_Exercise_: You are to retype all of the data exactly as it appears.

_Collection entries_:
** Start **

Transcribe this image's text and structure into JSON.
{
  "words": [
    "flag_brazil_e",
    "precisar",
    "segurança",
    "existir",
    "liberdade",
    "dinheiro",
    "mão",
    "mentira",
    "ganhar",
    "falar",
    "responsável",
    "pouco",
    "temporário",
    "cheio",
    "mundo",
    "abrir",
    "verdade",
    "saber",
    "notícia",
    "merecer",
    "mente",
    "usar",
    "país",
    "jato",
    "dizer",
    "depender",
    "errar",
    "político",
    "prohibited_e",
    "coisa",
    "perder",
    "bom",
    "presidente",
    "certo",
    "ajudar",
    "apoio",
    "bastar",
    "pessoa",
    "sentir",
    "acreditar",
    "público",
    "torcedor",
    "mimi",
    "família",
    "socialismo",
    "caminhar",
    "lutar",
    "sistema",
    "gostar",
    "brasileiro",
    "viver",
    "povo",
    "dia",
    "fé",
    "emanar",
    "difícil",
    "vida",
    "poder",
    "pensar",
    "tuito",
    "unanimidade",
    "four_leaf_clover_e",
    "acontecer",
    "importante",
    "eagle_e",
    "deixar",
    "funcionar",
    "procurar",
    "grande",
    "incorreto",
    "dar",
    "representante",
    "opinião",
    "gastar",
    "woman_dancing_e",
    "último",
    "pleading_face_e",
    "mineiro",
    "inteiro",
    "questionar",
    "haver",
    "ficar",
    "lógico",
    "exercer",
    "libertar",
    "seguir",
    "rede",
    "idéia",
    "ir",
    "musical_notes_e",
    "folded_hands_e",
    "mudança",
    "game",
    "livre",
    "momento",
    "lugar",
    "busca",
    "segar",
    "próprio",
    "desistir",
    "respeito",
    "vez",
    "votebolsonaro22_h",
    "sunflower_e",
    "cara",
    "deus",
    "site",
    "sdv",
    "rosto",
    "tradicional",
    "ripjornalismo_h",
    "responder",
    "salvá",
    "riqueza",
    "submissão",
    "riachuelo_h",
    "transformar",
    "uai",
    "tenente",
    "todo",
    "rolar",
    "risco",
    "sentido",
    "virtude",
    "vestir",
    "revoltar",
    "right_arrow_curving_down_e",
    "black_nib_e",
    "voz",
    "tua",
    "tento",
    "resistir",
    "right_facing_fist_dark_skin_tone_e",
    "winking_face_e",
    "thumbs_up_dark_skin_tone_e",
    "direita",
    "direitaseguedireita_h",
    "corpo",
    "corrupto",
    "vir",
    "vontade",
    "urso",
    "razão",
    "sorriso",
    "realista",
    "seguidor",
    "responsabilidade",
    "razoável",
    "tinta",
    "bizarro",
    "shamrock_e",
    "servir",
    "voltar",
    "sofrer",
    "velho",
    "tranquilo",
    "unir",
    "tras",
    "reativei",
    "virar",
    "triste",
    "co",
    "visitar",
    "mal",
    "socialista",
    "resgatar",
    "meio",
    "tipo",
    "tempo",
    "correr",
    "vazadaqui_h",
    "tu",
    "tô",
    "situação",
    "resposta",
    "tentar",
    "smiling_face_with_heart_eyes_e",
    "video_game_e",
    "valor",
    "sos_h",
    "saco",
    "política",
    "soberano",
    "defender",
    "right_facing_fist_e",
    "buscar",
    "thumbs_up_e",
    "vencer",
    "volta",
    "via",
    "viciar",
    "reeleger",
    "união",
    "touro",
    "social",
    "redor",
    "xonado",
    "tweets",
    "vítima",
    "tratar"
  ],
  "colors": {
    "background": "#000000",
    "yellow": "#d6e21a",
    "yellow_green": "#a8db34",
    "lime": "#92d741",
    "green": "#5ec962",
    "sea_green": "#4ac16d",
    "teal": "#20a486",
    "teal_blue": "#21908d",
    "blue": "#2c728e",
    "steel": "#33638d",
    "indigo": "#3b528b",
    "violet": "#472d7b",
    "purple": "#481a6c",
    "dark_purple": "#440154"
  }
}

** End **

_Final result_:
Transcribe this image's text and structure into JSON.
{
  "words": [
    "flag_brazil_e",
    "precisar",
    "segurança",
    "existir",
    "liberdade",
    "dinheiro",
    "mão",
    "mentira",
    "ganhar",
    "falar",
    "responsável",
    "pouco",
    "temporário",
    "cheio",
    "mundo",
    "abrir",
    "verdade",
    "saber",
    "notícia",
    "merecer",
    "mente",
    "usar",
    "país",
    "jato",
    "dizer",
    "depender",
    "errar",
    "político",
    "prohibited_e",
    "coisa",
    "perder",
    "bom",
    "presidente",
    "certo",
    "ajudar",
    "apoio",
    "bastar",
    "pessoa",
    "sentir",
    "acreditar",
    "público",
    "torcedor",
    "mimi",
    "família",
    "socialismo",
    "caminhar",
    "lutar",
    "sistema",
    "gostar",
    "brasileiro",
    "viver",
    "povo",
    "dia",
    "fé",
    "emanar",
    "difícil",
    "vida",
    "poder",
    "pensar",
    "tuito",
    "unanimidade",
    "four_leaf_clover_e",
    "acontecer",
    "importante",
    "eagle_e",
    "deixar",
    "funcionar",
    "procurar",
    "grande",
    "incorreto",
    "dar",
    "representante",
    "opinião",
    "gastar",
    "woman_dancing_e",
    "último",
    "pleading_face_e",
    "mineiro",
    "inteiro",
    "questionar",
    "haver",
    "ficar",
    "lógico",
    "exercer",
    "libertar",
    "seguir",
    "rede",
    "idéia",
    "ir",
    "musical_notes_e",
    "folded_hands_e",
    "mudança",
    "game",
    "livre",
    "momento",
    "lugar",
    "busca",
    "segar",
    "próprio",
    "desistir",
    "respeito",
    "vez",
    "votebolsonaro22_h",
    "sunflower_e",
    "cara",
    "deus",
    "site",
    "sdv",
    "rosto",
    "tradicional",
    "ripjornalismo_h",
    "responder",
    "salvá",
    "riqueza",
    "submissão",
    "riachuelo_h",
    "transformar",
    "uai",
    "tenente",
    "todo",
    "rolar",
    "risco",
    "sentido",
    "virtude",
    "vestir",
    "revoltar",
    "right_arrow_curving_down_e",
    "black_nib_e",
    "voz",
    "tua",
    "tento",
    "resistir",
    "right_facing_fist_dark_skin_tone_e",
    "winking_face_e",
    "thumbs_up_dark_skin_tone_e",
    "direita",
    "direitaseguedireita_h",
    "corpo",
    "corrupto",
    "vir",
    "vontade",
    "urso",
    "razão",
    "sorriso",
    "realista",
    "seguidor",
    "responsabilidade",
    "razoável",
    "tinta",
    "bizarro",
    "shamrock_e",
    "servir",
    "voltar",
    "sofrer",
    "velho",
    "tranquilo",
    "unir",
    "tras",
    "reativei",
    "virar",
    "triste",
    "co",
    "visitar",
    "mal",
    "socialista",
    "resgatar",
    "meio",
    "tipo",
    "tempo",
    "correr",
    "vazadaqui_h",
    "tu",
    "tô",
    "situação",
    "resposta",
    "tentar",
    "smiling_face_with_heart_eyes_e",
    "video_game_e",
    "valor",
    "sos_h",
    "saco",
    "política",
    "soberano",
    "defender",
    "right_facing_fist_e",
    "buscar",
    "thumbs_up_e",
    "vencer",
    "volta",
    "via",
    "viciar",
    "reeleger",
    "união",
    "touro",
    "social",
    "redor",
    "xonado",
    "tweets",
    "vítima",
    "tratar"
  ],
  "colors": {
    "background": "#000000",
    "yellow": "#d6e21a",
    "yellow_green": "#a8db34",
    "lime": "#92d741",
    "green": "#5ec962",
    "sea_green": "#4ac16d",
    "teal": "#20a486",
    "teal_blue": "#21908d",
    "blue": "#2c728e",
    "steel": "#33638d",
    "indigo": "#3b528b",
    "violet": "#472d7b",
    "purple": "#481a6c",
    "dark_purple": "#440154"
  }
}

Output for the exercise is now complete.